▶ [WHAT YOU ARE ASKED TO DO] From the listing below, pick out each line with the word "التعليم".

▶ [WORKING DATA]
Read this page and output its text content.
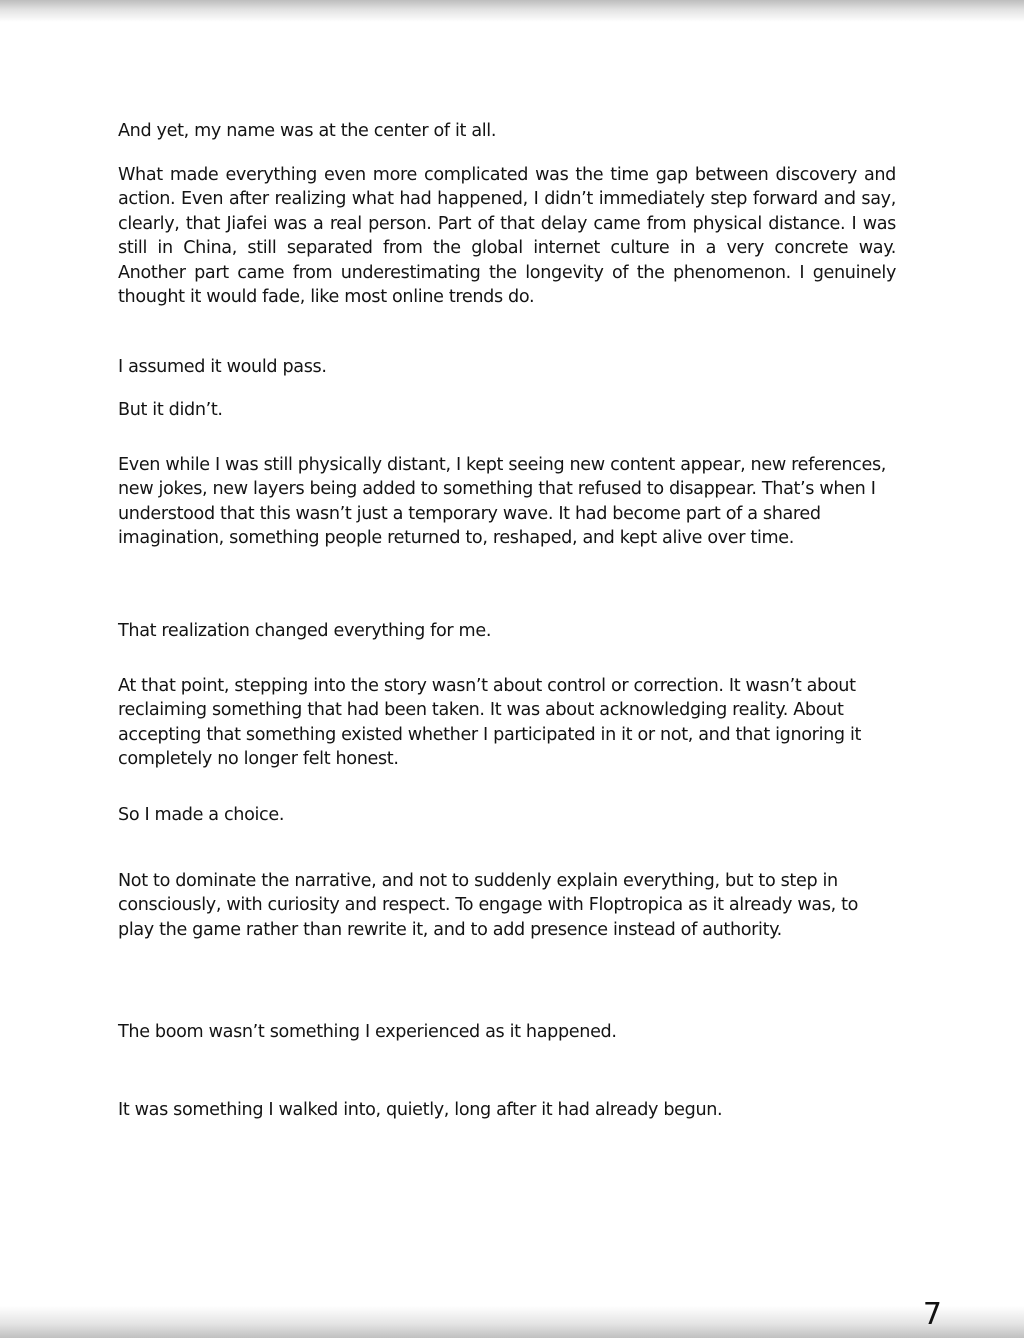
And yet, my name was at the center of it all.

What made everything even more complicated was the time gap between discovery and action. Even after realizing what had happened, I didn’t immediately step forward and say, clearly, that Jiafei was a real person. Part of that delay came from physical distance. I was still in China, still separated from the global internet culture in a very concrete way. Another part came from underestimating the longevity of the phenomenon. I genuinely thought it would fade, like most online trends do.

I assumed it would pass.

But it didn’t.

Even while I was still physically distant, I kept seeing new content appear, new references, new jokes, new layers being added to something that refused to disappear. That’s when I understood that this wasn’t just a temporary wave. It had become part of a shared imagination, something people returned to, reshaped, and kept alive over time.

That realization changed everything for me.

At that point, stepping into the story wasn’t about control or correction. It wasn’t about reclaiming something that had been taken. It was about acknowledging reality. About accepting that something existed whether I participated in it or not, and that ignoring it completely no longer felt honest.

So I made a choice.

Not to dominate the narrative, and not to suddenly explain everything, but to step in consciously, with curiosity and respect. To engage with Floptropica as it already was, to play the game rather than rewrite it, and to add presence instead of authority.

The boom wasn’t something I experienced as it happened.

It was something I walked into, quietly, long after it had already begun.

7
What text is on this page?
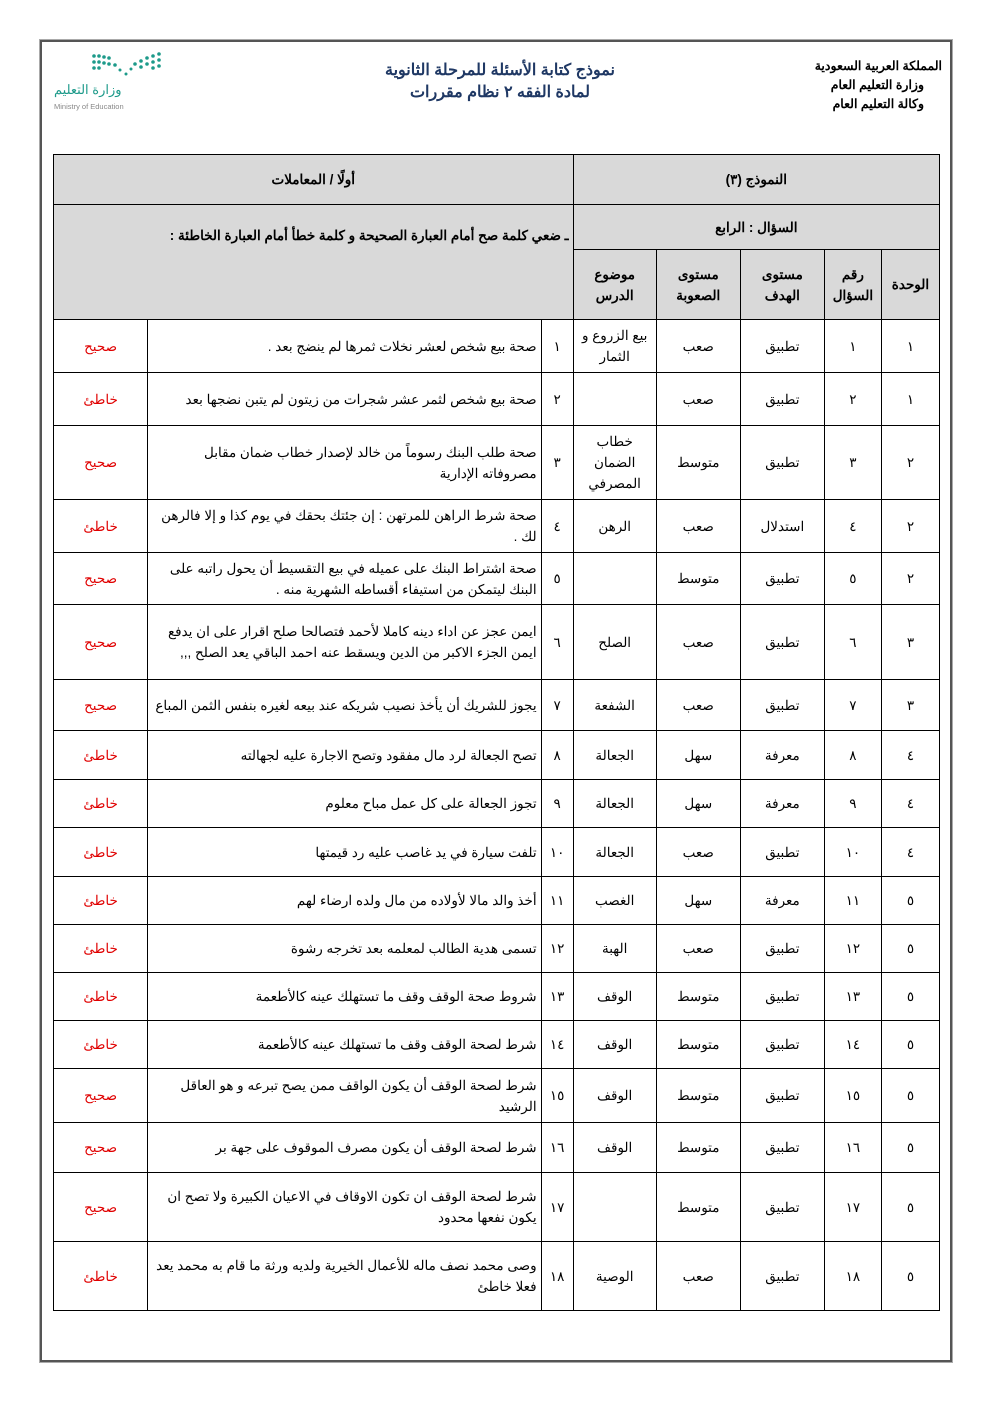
المملكة العربية السعودية
وزارة التعليم العام
وكالة التعليم العام
نموذج كتابة الأسئلة للمرحلة الثانوية
لمادة الفقه ٢ نظام مقررات
وزارة التعليم
Ministry of Education
النموذج (٣)					أولًا / المعاملات		
السؤال : الرابع					ـ ضعي كلمة صح أمام العبارة الصحيحة و كلمة خطأ أمام العبارة الخاطئة :		
الوحدة	رقم السؤال	مستوى الهدف	مستوى الصعوبة	موضوع الدرس			
١	١	تطبيق	صعب	بيع الزروع و الثمار	١	صحة بيع شخص لعشر نخلات ثمرها لم ينضج بعد .	صحيح
١	٢	تطبيق	صعب		٢	صحة بيع شخص لثمر عشر شجرات من زيتون لم يتبن نضجها بعد	خاطئ
٢	٣	تطبيق	متوسط	خطاب الضمان المصرفي	٣	صحة طلب البنك رسوماً من خالد لإصدار خطاب ضمان مقابل مصروفاته الإدارية	صحيح
٢	٤	استدلال	صعب	الرهن	٤	صحة شرط الراهن للمرتهن : إن جئتك بحقك في يوم كذا و إلا فالرهن لك .	خاطئ
٢	٥	تطبيق	متوسط		٥	صحة اشتراط البنك على عميله في بيع التقسيط أن يحول راتبه على البنك ليتمكن من استيفاء أقساطه الشهرية منه .	صحيح
٣	٦	تطبيق	صعب	الصلح	٦	ايمن عجز عن اداء دينه كاملا لأحمد فتصالحا صلح اقرار على ان يدفع ايمن الجزء الاكبر من الدين ويسقط عنه احمد الباقي يعد الصلح ,,,	صحيح
٣	٧	تطبيق	صعب	الشفعة	٧	يجوز للشريك أن يأخذ نصيب شريكه عند بيعه لغيره بنفس الثمن المباع	صحيح
٤	٨	معرفة	سهل	الجعالة	٨	تصح الجعالة لرد مال مفقود وتصح الاجارة عليه لجهالته	خاطئ
٤	٩	معرفة	سهل	الجعالة	٩	تجوز الجعالة على كل عمل مباح معلوم	خاطئ
٤	١٠	تطبيق	صعب	الجعالة	١٠	تلفت سيارة في يد غاصب عليه رد قيمتها	خاطئ
٥	١١	معرفة	سهل	الغصب	١١	أخذ والد مالا لأولاده من مال ولده ارضاء لهم	خاطئ
٥	١٢	تطبيق	صعب	الهبة	١٢	تسمى هدية الطالب لمعلمه بعد تخرجه رشوة	خاطئ
٥	١٣	تطبيق	متوسط	الوقف	١٣	شروط صحة الوقف وقف ما تستهلك عينه كالأطعمة	خاطئ
٥	١٤	تطبيق	متوسط	الوقف	١٤	شرط لصحة الوقف وقف ما تستهلك عينه كالأطعمة	خاطئ
٥	١٥	تطبيق	متوسط	الوقف	١٥	شرط لصحة الوقف أن يكون الواقف ممن يصح تبرعه و هو العاقل الرشيد	صحيح
٥	١٦	تطبيق	متوسط	الوقف	١٦	شرط لصحة الوقف أن يكون مصرف الموقوف على جهة بر	صحيح
٥	١٧	تطبيق	متوسط		١٧	شرط لصحة الوقف ان تكون الاوقاف في الاعيان الكبيرة ولا تصح ان يكون نفعها محدود	صحيح
٥	١٨	تطبيق	صعب	الوصية	١٨	وصى محمد نصف ماله للأعمال الخيرية ولديه ورثة ما قام به محمد يعد فعلا خاطئ	خاطئ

▶ [WRITTEN REPLY]
وزارة التعليم العام
وكالة التعليم العام
وزارة التعليم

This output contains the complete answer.